Could you find each line of the data below that contains the word "catenin" and copy those lines?

----- INPUT DATA

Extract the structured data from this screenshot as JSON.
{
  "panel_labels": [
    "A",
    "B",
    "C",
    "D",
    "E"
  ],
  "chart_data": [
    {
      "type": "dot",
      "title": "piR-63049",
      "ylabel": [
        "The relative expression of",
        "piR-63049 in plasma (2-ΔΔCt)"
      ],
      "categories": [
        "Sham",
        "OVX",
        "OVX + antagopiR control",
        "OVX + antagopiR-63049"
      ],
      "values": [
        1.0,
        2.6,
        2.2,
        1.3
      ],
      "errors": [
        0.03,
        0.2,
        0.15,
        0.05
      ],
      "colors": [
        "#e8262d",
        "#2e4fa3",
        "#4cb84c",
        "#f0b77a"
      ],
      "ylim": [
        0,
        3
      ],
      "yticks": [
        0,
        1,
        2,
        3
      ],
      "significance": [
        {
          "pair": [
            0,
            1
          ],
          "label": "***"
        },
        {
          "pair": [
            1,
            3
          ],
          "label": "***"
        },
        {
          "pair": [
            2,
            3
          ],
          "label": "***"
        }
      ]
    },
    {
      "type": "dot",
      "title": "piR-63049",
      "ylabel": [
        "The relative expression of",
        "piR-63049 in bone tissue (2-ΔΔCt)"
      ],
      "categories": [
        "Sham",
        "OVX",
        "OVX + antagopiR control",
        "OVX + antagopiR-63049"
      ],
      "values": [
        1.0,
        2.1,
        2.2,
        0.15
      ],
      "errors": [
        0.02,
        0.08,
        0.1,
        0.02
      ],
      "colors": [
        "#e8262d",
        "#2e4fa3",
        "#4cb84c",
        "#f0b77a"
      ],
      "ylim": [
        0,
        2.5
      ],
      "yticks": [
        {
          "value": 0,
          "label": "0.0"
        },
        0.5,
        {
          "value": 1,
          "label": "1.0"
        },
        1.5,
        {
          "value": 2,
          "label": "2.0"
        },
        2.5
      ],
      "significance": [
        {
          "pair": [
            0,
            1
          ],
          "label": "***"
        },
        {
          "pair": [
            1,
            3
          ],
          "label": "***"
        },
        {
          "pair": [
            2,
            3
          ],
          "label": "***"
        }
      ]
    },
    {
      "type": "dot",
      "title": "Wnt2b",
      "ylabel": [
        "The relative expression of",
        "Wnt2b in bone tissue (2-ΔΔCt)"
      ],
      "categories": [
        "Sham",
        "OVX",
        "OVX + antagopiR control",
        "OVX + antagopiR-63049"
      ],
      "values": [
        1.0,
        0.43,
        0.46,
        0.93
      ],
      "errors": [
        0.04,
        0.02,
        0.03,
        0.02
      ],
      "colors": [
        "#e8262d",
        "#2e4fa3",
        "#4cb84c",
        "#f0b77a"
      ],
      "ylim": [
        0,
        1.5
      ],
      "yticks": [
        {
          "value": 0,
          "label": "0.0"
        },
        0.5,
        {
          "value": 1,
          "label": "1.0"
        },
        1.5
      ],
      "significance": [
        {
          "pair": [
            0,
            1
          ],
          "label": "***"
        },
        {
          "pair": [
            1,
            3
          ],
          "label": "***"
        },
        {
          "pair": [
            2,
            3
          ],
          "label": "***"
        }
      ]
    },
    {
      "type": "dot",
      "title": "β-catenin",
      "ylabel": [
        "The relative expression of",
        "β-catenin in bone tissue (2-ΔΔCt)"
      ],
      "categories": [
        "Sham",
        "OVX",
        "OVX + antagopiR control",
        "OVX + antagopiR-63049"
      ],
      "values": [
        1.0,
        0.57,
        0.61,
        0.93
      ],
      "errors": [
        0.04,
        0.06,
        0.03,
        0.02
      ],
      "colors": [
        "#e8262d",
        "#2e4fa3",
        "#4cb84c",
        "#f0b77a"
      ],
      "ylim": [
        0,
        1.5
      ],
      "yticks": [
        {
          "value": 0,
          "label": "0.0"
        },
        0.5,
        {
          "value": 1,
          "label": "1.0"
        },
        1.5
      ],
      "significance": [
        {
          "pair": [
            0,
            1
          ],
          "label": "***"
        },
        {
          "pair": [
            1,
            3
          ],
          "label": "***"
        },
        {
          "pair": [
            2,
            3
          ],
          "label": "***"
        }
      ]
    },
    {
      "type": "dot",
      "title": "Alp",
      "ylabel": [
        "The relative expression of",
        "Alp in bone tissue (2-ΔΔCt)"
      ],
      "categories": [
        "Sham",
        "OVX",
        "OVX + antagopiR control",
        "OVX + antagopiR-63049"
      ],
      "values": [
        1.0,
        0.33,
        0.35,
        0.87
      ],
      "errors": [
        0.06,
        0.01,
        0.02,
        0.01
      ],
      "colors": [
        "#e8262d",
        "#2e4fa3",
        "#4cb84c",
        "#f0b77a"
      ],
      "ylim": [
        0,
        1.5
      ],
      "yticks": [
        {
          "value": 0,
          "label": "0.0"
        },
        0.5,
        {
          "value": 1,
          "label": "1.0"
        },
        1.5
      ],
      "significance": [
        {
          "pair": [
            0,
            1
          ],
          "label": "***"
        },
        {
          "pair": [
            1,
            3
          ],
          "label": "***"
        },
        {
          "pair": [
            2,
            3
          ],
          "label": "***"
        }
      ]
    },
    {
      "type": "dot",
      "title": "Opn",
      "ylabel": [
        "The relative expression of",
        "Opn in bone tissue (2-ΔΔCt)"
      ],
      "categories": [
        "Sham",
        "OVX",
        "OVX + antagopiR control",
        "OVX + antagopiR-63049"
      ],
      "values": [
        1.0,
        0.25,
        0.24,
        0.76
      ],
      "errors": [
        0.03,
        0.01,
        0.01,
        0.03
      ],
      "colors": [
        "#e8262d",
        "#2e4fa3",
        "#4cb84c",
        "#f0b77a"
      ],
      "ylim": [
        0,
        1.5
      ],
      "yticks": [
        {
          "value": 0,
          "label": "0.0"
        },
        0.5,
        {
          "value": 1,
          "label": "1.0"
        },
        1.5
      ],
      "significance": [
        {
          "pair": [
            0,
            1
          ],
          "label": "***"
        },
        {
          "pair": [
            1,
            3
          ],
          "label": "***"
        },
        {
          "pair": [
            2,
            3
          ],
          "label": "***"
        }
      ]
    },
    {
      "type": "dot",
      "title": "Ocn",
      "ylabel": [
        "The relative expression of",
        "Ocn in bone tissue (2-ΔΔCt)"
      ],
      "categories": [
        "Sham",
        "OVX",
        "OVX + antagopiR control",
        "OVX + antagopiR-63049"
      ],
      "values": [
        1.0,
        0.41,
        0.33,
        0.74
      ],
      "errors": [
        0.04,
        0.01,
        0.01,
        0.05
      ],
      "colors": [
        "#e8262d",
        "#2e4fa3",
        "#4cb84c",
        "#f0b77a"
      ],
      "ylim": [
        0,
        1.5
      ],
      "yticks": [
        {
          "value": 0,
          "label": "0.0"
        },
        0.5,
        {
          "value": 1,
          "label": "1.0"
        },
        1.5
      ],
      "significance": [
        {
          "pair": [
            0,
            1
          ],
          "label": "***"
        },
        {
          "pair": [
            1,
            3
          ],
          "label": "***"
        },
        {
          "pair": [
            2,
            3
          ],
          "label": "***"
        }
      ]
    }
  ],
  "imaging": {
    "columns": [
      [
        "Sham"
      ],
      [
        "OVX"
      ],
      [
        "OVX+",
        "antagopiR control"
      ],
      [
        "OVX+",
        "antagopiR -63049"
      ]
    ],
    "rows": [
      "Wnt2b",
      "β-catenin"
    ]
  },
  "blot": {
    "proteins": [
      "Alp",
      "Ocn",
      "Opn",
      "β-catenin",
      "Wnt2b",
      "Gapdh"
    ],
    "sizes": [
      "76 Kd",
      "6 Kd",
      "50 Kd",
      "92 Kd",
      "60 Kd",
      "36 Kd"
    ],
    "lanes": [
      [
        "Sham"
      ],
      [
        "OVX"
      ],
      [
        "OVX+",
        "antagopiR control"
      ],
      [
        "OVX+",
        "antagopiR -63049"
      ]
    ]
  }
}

----------

▶ SOLUTION BELOW
      "title": "β-catenin",
        "β-catenin in bone tissue (2-ΔΔCt)"
      "β-catenin"
      "β-catenin",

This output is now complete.